# WHAT TO PRODUCE
Drop the pictures from the entries below, then reproduce the rest exactly.

>> start

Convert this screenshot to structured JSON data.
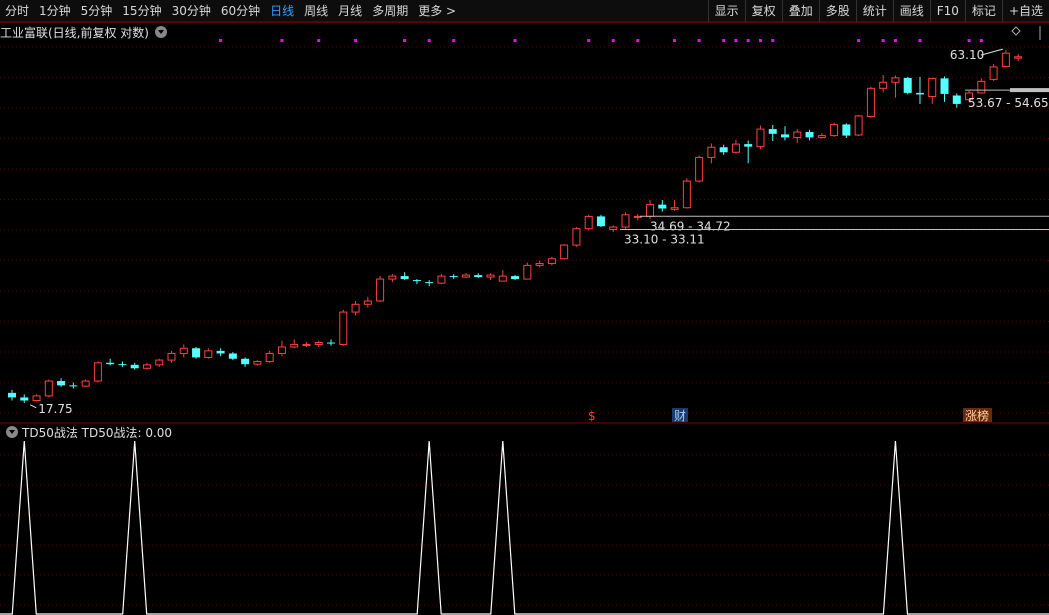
{
  "toolbar": {
    "periods": [
      {
        "label": "分时",
        "active": false
      },
      {
        "label": "1分钟",
        "active": false
      },
      {
        "label": "5分钟",
        "active": false
      },
      {
        "label": "15分钟",
        "active": false
      },
      {
        "label": "30分钟",
        "active": false
      },
      {
        "label": "60分钟",
        "active": false
      },
      {
        "label": "日线",
        "active": true
      },
      {
        "label": "周线",
        "active": false
      },
      {
        "label": "月线",
        "active": false
      },
      {
        "label": "多周期",
        "active": false
      },
      {
        "label": "更多 >",
        "active": false
      }
    ],
    "actions": [
      "显示",
      "复权",
      "叠加",
      "多股",
      "统计",
      "画线",
      "F10",
      "标记",
      "+自选"
    ]
  },
  "main_chart": {
    "title": "工业富联(日线,前复权 对数)",
    "high_label": "63.10",
    "low_label": "17.75",
    "range_labels": [
      "53.67 - 54.65",
      "34.69 - 34.72",
      "33.10 - 33.11"
    ],
    "event_markers": [
      "$",
      "财",
      "涨榜"
    ],
    "colors": {
      "up": "#ff4040",
      "down": "#54ffff",
      "grid": "#5a0000",
      "dot": "#ff00ff",
      "line": "#c0c0c0"
    }
  },
  "indicator": {
    "title": "TD50战法  TD50战法: 0.00"
  },
  "chart_data": [
    {
      "type": "candlestick",
      "title": "工业富联(日线,前复权 对数)",
      "scale": "log",
      "grid": "horizontal dotted",
      "ohlc": [
        [
          18.4,
          18.6,
          17.9,
          18.1
        ],
        [
          18.1,
          18.3,
          17.75,
          17.9
        ],
        [
          17.9,
          18.3,
          17.85,
          18.2
        ],
        [
          18.2,
          19.3,
          18.1,
          19.2
        ],
        [
          19.2,
          19.4,
          18.8,
          18.9
        ],
        [
          18.9,
          19.1,
          18.7,
          18.85
        ],
        [
          18.85,
          19.3,
          18.8,
          19.2
        ],
        [
          19.2,
          20.6,
          19.1,
          20.5
        ],
        [
          20.5,
          20.8,
          20.3,
          20.4
        ],
        [
          20.4,
          20.6,
          20.2,
          20.35
        ],
        [
          20.35,
          20.5,
          20.0,
          20.1
        ],
        [
          20.1,
          20.5,
          20.0,
          20.35
        ],
        [
          20.35,
          20.8,
          20.2,
          20.7
        ],
        [
          20.7,
          21.4,
          20.5,
          21.2
        ],
        [
          21.2,
          21.9,
          20.9,
          21.6
        ],
        [
          21.6,
          21.7,
          20.8,
          20.9
        ],
        [
          20.9,
          21.6,
          20.8,
          21.4
        ],
        [
          21.4,
          21.6,
          21.0,
          21.2
        ],
        [
          21.2,
          21.3,
          20.7,
          20.8
        ],
        [
          20.8,
          20.9,
          20.2,
          20.4
        ],
        [
          20.4,
          20.7,
          20.3,
          20.6
        ],
        [
          20.6,
          21.4,
          20.5,
          21.2
        ],
        [
          21.2,
          22.2,
          21.0,
          21.7
        ],
        [
          21.7,
          22.3,
          21.6,
          21.9
        ],
        [
          21.9,
          22.1,
          21.7,
          21.9
        ],
        [
          21.9,
          22.2,
          21.7,
          22.05
        ],
        [
          22.05,
          22.3,
          21.8,
          22.0
        ],
        [
          21.9,
          24.8,
          21.8,
          24.6
        ],
        [
          24.6,
          25.6,
          24.3,
          25.3
        ],
        [
          25.3,
          26.0,
          25.0,
          25.6
        ],
        [
          25.6,
          28.0,
          25.5,
          27.7
        ],
        [
          27.7,
          28.2,
          27.4,
          28.0
        ],
        [
          28.0,
          28.4,
          27.6,
          27.7
        ],
        [
          27.6,
          27.7,
          27.2,
          27.5
        ],
        [
          27.4,
          27.6,
          27.0,
          27.3
        ],
        [
          27.3,
          28.2,
          27.2,
          28.0
        ],
        [
          28.0,
          28.2,
          27.7,
          27.9
        ],
        [
          27.9,
          28.3,
          27.8,
          28.1
        ],
        [
          28.1,
          28.3,
          27.8,
          27.9
        ],
        [
          27.9,
          28.3,
          27.6,
          28.1
        ],
        [
          27.5,
          28.6,
          27.5,
          28.0
        ],
        [
          28.0,
          28.1,
          27.6,
          27.7
        ],
        [
          27.7,
          29.4,
          27.7,
          29.1
        ],
        [
          29.1,
          29.6,
          28.9,
          29.3
        ],
        [
          29.3,
          30.0,
          29.1,
          29.8
        ],
        [
          29.8,
          31.4,
          29.7,
          31.3
        ],
        [
          31.3,
          33.4,
          31.1,
          33.2
        ],
        [
          33.2,
          34.9,
          33.0,
          34.7
        ],
        [
          34.7,
          34.9,
          33.4,
          33.5
        ],
        [
          33.1,
          33.6,
          32.8,
          33.4
        ],
        [
          33.4,
          35.2,
          33.2,
          34.9
        ],
        [
          34.7,
          35.0,
          34.2,
          34.7
        ],
        [
          34.7,
          36.8,
          34.4,
          36.2
        ],
        [
          36.2,
          36.8,
          35.3,
          35.7
        ],
        [
          35.6,
          36.8,
          35.4,
          35.8
        ],
        [
          35.8,
          39.8,
          35.7,
          39.4
        ],
        [
          39.4,
          43.2,
          39.2,
          42.9
        ],
        [
          42.9,
          45.1,
          42.0,
          44.5
        ],
        [
          44.5,
          44.9,
          43.3,
          43.7
        ],
        [
          43.7,
          45.7,
          43.5,
          45.0
        ],
        [
          45.0,
          45.6,
          42.0,
          44.6
        ],
        [
          44.6,
          48.1,
          44.2,
          47.5
        ],
        [
          47.5,
          48.2,
          45.5,
          46.7
        ],
        [
          46.6,
          48.0,
          45.6,
          46.1
        ],
        [
          46.1,
          47.5,
          45.2,
          47.0
        ],
        [
          47.0,
          47.4,
          45.6,
          46.1
        ],
        [
          46.1,
          46.8,
          45.9,
          46.4
        ],
        [
          46.4,
          48.6,
          46.2,
          48.3
        ],
        [
          48.3,
          48.5,
          46.0,
          46.4
        ],
        [
          46.5,
          50.0,
          46.3,
          49.8
        ],
        [
          49.7,
          55.3,
          49.5,
          55.0
        ],
        [
          55.0,
          57.7,
          54.2,
          56.2
        ],
        [
          56.2,
          57.6,
          53.2,
          57.1
        ],
        [
          57.1,
          57.3,
          53.8,
          54.1
        ],
        [
          54.1,
          57.3,
          52.0,
          53.8
        ],
        [
          53.4,
          57.1,
          52.0,
          57.0
        ],
        [
          57.0,
          57.4,
          52.4,
          53.9
        ],
        [
          53.6,
          54.0,
          51.3,
          52.0
        ],
        [
          52.8,
          54.5,
          52.4,
          54.1
        ],
        [
          54.1,
          57.0,
          54.0,
          56.4
        ],
        [
          56.8,
          60.0,
          56.5,
          59.4
        ],
        [
          59.5,
          63.1,
          59.3,
          62.4
        ],
        [
          61.3,
          62.2,
          60.6,
          61.6
        ]
      ],
      "range_labels": [
        "53.67 - 54.65",
        "34.69 - 34.72",
        "33.10 - 33.11"
      ],
      "high": 63.1,
      "low": 17.75,
      "top_dots_index": [
        17,
        22,
        25,
        28,
        32,
        34,
        36,
        41,
        47,
        49,
        51,
        54,
        56,
        58,
        59,
        60,
        61,
        62,
        69,
        71,
        72,
        74,
        78,
        79
      ]
    },
    {
      "type": "line",
      "title": "TD50战法  TD50战法: 0.00",
      "series": [
        {
          "name": "TD50战法",
          "spikes_index": [
            1,
            10,
            34,
            40,
            72
          ]
        }
      ],
      "ylim": [
        0,
        1
      ]
    }
  ]
}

>> end

# TASK SOLUTION
Convert this screenshot to structured JSON data.
{
  "toolbar": {
    "periods": [
      {
        "label": "分时",
        "active": false
      },
      {
        "label": "1分钟",
        "active": false
      },
      {
        "label": "5分钟",
        "active": false
      },
      {
        "label": "15分钟",
        "active": false
      },
      {
        "label": "30分钟",
        "active": false
      },
      {
        "label": "60分钟",
        "active": false
      },
      {
        "label": "日线",
        "active": true
      },
      {
        "label": "周线",
        "active": false
      },
      {
        "label": "月线",
        "active": false
      },
      {
        "label": "多周期",
        "active": false
      },
      {
        "label": "更多 >",
        "active": false
      }
    ],
    "actions": [
      "显示",
      "复权",
      "叠加",
      "多股",
      "统计",
      "画线",
      "F10",
      "标记",
      "+自选"
    ]
  },
  "main_chart": {
    "title": "工业富联(日线,前复权 对数)",
    "high_label": "63.10",
    "low_label": "17.75",
    "range_labels": [
      "53.67 - 54.65",
      "34.69 - 34.72",
      "33.10 - 33.11"
    ],
    "event_markers": [
      "$",
      "财",
      "涨榜"
    ],
    "colors": {
      "up": "#ff4040",
      "down": "#54ffff",
      "grid": "#5a0000",
      "dot": "#ff00ff",
      "line": "#c0c0c0"
    }
  },
  "indicator": {
    "title": "TD50战法  TD50战法: 0.00"
  },
  "chart_data": [
    {
      "type": "candlestick",
      "title": "工业富联(日线,前复权 对数)",
      "scale": "log",
      "grid": "horizontal dotted",
      "ohlc": [
        [
          18.4,
          18.6,
          17.9,
          18.1
        ],
        [
          18.1,
          18.3,
          17.75,
          17.9
        ],
        [
          17.9,
          18.3,
          17.85,
          18.2
        ],
        [
          18.2,
          19.3,
          18.1,
          19.2
        ],
        [
          19.2,
          19.4,
          18.8,
          18.9
        ],
        [
          18.9,
          19.1,
          18.7,
          18.85
        ],
        [
          18.85,
          19.3,
          18.8,
          19.2
        ],
        [
          19.2,
          20.6,
          19.1,
          20.5
        ],
        [
          20.5,
          20.8,
          20.3,
          20.4
        ],
        [
          20.4,
          20.6,
          20.2,
          20.35
        ],
        [
          20.35,
          20.5,
          20.0,
          20.1
        ],
        [
          20.1,
          20.5,
          20.0,
          20.35
        ],
        [
          20.35,
          20.8,
          20.2,
          20.7
        ],
        [
          20.7,
          21.4,
          20.5,
          21.2
        ],
        [
          21.2,
          21.9,
          20.9,
          21.6
        ],
        [
          21.6,
          21.7,
          20.8,
          20.9
        ],
        [
          20.9,
          21.6,
          20.8,
          21.4
        ],
        [
          21.4,
          21.6,
          21.0,
          21.2
        ],
        [
          21.2,
          21.3,
          20.7,
          20.8
        ],
        [
          20.8,
          20.9,
          20.2,
          20.4
        ],
        [
          20.4,
          20.7,
          20.3,
          20.6
        ],
        [
          20.6,
          21.4,
          20.5,
          21.2
        ],
        [
          21.2,
          22.2,
          21.0,
          21.7
        ],
        [
          21.7,
          22.3,
          21.6,
          21.9
        ],
        [
          21.9,
          22.1,
          21.7,
          21.9
        ],
        [
          21.9,
          22.2,
          21.7,
          22.05
        ],
        [
          22.05,
          22.3,
          21.8,
          22.0
        ],
        [
          21.9,
          24.8,
          21.8,
          24.6
        ],
        [
          24.6,
          25.6,
          24.3,
          25.3
        ],
        [
          25.3,
          26.0,
          25.0,
          25.6
        ],
        [
          25.6,
          28.0,
          25.5,
          27.7
        ],
        [
          27.7,
          28.2,
          27.4,
          28.0
        ],
        [
          28.0,
          28.4,
          27.6,
          27.7
        ],
        [
          27.6,
          27.7,
          27.2,
          27.5
        ],
        [
          27.4,
          27.6,
          27.0,
          27.3
        ],
        [
          27.3,
          28.2,
          27.2,
          28.0
        ],
        [
          28.0,
          28.2,
          27.7,
          27.9
        ],
        [
          27.9,
          28.3,
          27.8,
          28.1
        ],
        [
          28.1,
          28.3,
          27.8,
          27.9
        ],
        [
          27.9,
          28.3,
          27.6,
          28.1
        ],
        [
          27.5,
          28.6,
          27.5,
          28.0
        ],
        [
          28.0,
          28.1,
          27.6,
          27.7
        ],
        [
          27.7,
          29.4,
          27.7,
          29.1
        ],
        [
          29.1,
          29.6,
          28.9,
          29.3
        ],
        [
          29.3,
          30.0,
          29.1,
          29.8
        ],
        [
          29.8,
          31.4,
          29.7,
          31.3
        ],
        [
          31.3,
          33.4,
          31.1,
          33.2
        ],
        [
          33.2,
          34.9,
          33.0,
          34.7
        ],
        [
          34.7,
          34.9,
          33.4,
          33.5
        ],
        [
          33.1,
          33.6,
          32.8,
          33.4
        ],
        [
          33.4,
          35.2,
          33.2,
          34.9
        ],
        [
          34.7,
          35.0,
          34.2,
          34.7
        ],
        [
          34.7,
          36.8,
          34.4,
          36.2
        ],
        [
          36.2,
          36.8,
          35.3,
          35.7
        ],
        [
          35.6,
          36.8,
          35.4,
          35.8
        ],
        [
          35.8,
          39.8,
          35.7,
          39.4
        ],
        [
          39.4,
          43.2,
          39.2,
          42.9
        ],
        [
          42.9,
          45.1,
          42.0,
          44.5
        ],
        [
          44.5,
          44.9,
          43.3,
          43.7
        ],
        [
          43.7,
          45.7,
          43.5,
          45.0
        ],
        [
          45.0,
          45.6,
          42.0,
          44.6
        ],
        [
          44.6,
          48.1,
          44.2,
          47.5
        ],
        [
          47.5,
          48.2,
          45.5,
          46.7
        ],
        [
          46.6,
          48.0,
          45.6,
          46.1
        ],
        [
          46.1,
          47.5,
          45.2,
          47.0
        ],
        [
          47.0,
          47.4,
          45.6,
          46.1
        ],
        [
          46.1,
          46.8,
          45.9,
          46.4
        ],
        [
          46.4,
          48.6,
          46.2,
          48.3
        ],
        [
          48.3,
          48.5,
          46.0,
          46.4
        ],
        [
          46.5,
          50.0,
          46.3,
          49.8
        ],
        [
          49.7,
          55.3,
          49.5,
          55.0
        ],
        [
          55.0,
          57.7,
          54.2,
          56.2
        ],
        [
          56.2,
          57.6,
          53.2,
          57.1
        ],
        [
          57.1,
          57.3,
          53.8,
          54.1
        ],
        [
          54.1,
          57.3,
          52.0,
          53.8
        ],
        [
          53.4,
          57.1,
          52.0,
          57.0
        ],
        [
          57.0,
          57.4,
          52.4,
          53.9
        ],
        [
          53.6,
          54.0,
          51.3,
          52.0
        ],
        [
          52.8,
          54.5,
          52.4,
          54.1
        ],
        [
          54.1,
          57.0,
          54.0,
          56.4
        ],
        [
          56.8,
          60.0,
          56.5,
          59.4
        ],
        [
          59.5,
          63.1,
          59.3,
          62.4
        ],
        [
          61.3,
          62.2,
          60.6,
          61.6
        ]
      ],
      "range_labels": [
        "53.67 - 54.65",
        "34.69 - 34.72",
        "33.10 - 33.11"
      ],
      "high": 63.1,
      "low": 17.75,
      "top_dots_index": [
        17,
        22,
        25,
        28,
        32,
        34,
        36,
        41,
        47,
        49,
        51,
        54,
        56,
        58,
        59,
        60,
        61,
        62,
        69,
        71,
        72,
        74,
        78,
        79
      ]
    },
    {
      "type": "line",
      "title": "TD50战法  TD50战法: 0.00",
      "series": [
        {
          "name": "TD50战法",
          "spikes_index": [
            1,
            10,
            34,
            40,
            72
          ]
        }
      ],
      "ylim": [
        0,
        1
      ]
    }
  ]
}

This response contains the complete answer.